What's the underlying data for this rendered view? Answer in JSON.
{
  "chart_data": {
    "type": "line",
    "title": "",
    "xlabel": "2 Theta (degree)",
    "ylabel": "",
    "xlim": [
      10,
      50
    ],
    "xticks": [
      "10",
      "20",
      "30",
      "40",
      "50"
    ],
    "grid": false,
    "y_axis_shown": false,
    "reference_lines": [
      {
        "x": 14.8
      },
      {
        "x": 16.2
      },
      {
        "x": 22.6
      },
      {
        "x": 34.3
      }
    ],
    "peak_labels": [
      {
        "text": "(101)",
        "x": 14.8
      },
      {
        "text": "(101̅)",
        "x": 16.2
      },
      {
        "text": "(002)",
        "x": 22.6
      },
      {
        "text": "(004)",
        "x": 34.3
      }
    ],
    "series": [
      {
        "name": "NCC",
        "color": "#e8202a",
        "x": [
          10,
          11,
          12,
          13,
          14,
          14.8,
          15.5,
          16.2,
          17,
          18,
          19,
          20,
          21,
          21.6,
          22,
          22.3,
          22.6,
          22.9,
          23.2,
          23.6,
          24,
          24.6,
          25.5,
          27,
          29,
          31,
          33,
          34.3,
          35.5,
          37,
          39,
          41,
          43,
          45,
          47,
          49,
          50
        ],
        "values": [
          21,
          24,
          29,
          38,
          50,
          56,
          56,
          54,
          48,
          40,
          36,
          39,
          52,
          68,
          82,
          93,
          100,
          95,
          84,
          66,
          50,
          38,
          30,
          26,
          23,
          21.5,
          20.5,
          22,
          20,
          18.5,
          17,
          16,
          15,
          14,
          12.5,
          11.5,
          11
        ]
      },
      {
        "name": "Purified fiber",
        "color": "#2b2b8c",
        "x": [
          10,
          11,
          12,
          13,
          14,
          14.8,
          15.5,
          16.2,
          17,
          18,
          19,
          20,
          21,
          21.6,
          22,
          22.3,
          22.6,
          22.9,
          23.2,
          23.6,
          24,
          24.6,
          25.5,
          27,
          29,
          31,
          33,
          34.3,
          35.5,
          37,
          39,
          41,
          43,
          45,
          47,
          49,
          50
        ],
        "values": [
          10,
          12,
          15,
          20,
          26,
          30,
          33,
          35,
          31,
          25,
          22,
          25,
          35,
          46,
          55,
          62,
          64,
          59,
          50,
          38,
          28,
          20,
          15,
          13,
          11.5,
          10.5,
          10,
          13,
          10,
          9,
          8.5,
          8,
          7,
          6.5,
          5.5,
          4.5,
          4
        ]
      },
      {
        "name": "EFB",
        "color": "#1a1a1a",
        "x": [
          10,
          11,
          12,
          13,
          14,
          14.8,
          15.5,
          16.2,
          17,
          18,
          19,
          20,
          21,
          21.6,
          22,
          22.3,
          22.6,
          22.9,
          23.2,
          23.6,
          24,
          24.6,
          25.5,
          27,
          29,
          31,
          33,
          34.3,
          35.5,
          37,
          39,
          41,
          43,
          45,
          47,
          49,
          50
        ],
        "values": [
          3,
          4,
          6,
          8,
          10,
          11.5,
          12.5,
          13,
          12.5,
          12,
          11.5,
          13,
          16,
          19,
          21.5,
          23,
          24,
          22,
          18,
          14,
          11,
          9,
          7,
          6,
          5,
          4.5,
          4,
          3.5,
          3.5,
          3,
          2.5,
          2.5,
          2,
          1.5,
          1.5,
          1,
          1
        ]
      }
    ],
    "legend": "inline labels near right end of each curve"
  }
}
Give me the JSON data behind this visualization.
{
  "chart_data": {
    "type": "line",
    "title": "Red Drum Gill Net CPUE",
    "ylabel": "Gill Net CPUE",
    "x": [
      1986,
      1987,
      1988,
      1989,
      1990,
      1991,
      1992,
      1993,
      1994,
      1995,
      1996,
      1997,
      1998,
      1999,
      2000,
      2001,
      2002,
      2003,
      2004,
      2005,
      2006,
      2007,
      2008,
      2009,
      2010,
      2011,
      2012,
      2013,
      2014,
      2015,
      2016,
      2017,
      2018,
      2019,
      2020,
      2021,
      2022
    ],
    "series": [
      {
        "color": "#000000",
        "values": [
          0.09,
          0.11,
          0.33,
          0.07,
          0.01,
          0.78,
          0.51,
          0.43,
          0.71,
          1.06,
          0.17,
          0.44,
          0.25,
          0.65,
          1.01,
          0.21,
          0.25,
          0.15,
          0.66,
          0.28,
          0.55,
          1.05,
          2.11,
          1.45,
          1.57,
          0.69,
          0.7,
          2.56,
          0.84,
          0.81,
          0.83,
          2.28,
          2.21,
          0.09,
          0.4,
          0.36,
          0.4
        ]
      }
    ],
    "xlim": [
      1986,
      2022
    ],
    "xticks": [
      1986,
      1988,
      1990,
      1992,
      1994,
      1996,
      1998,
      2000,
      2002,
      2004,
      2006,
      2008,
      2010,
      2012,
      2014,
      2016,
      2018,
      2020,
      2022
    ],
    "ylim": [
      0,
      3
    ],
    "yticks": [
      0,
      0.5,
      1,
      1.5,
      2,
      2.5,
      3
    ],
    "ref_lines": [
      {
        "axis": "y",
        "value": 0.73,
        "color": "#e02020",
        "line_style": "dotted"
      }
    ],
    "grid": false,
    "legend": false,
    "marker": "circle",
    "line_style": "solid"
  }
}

== Short task ==
Copy out each line of the listing that holds "Gill".

== Exercise output ==
    "title": "Red Drum Gill Net CPUE",
    "ylabel": "Gill Net CPUE",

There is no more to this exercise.